Give the count of lines containing the string "İletişim", with no other output.

____

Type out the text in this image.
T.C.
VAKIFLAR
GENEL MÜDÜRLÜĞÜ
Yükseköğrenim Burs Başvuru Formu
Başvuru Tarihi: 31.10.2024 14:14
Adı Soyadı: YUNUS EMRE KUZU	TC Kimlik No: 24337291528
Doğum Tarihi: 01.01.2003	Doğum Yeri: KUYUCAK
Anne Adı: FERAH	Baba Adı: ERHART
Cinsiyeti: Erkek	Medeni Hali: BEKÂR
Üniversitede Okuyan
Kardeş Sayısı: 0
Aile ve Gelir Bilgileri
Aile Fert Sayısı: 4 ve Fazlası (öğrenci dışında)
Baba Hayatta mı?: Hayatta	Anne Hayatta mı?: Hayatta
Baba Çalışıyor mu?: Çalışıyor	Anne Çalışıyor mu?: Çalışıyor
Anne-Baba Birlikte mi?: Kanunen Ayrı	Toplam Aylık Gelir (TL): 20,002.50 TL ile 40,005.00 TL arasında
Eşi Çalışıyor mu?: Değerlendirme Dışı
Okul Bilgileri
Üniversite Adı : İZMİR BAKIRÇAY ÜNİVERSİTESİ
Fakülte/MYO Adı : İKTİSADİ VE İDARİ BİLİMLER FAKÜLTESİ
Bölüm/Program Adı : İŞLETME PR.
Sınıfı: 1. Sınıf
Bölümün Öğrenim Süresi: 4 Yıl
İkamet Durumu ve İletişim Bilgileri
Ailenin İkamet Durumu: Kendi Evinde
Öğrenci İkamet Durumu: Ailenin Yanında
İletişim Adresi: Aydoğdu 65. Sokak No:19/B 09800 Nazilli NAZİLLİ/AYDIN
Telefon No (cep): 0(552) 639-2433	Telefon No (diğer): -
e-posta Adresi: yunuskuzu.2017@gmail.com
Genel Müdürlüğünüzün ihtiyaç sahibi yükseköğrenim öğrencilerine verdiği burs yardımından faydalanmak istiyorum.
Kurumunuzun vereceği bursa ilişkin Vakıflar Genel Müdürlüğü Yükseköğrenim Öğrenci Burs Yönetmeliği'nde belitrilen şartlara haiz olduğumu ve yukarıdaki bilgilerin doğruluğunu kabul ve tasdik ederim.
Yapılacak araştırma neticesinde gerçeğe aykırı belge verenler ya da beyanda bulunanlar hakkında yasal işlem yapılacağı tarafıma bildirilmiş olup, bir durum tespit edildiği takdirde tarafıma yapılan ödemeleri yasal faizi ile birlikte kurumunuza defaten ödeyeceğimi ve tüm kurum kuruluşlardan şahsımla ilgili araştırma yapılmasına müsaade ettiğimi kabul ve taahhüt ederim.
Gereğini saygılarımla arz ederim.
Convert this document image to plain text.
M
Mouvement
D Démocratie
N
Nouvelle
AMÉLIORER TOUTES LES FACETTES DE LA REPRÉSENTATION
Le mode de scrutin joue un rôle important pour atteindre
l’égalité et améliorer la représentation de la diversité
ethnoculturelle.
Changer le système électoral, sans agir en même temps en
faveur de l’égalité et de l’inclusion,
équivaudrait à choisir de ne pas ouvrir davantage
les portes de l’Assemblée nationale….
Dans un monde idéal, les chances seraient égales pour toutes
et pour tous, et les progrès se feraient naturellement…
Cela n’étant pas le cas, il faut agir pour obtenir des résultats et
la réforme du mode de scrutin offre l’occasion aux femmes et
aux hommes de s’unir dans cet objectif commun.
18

____

### CORRECT RESULT
2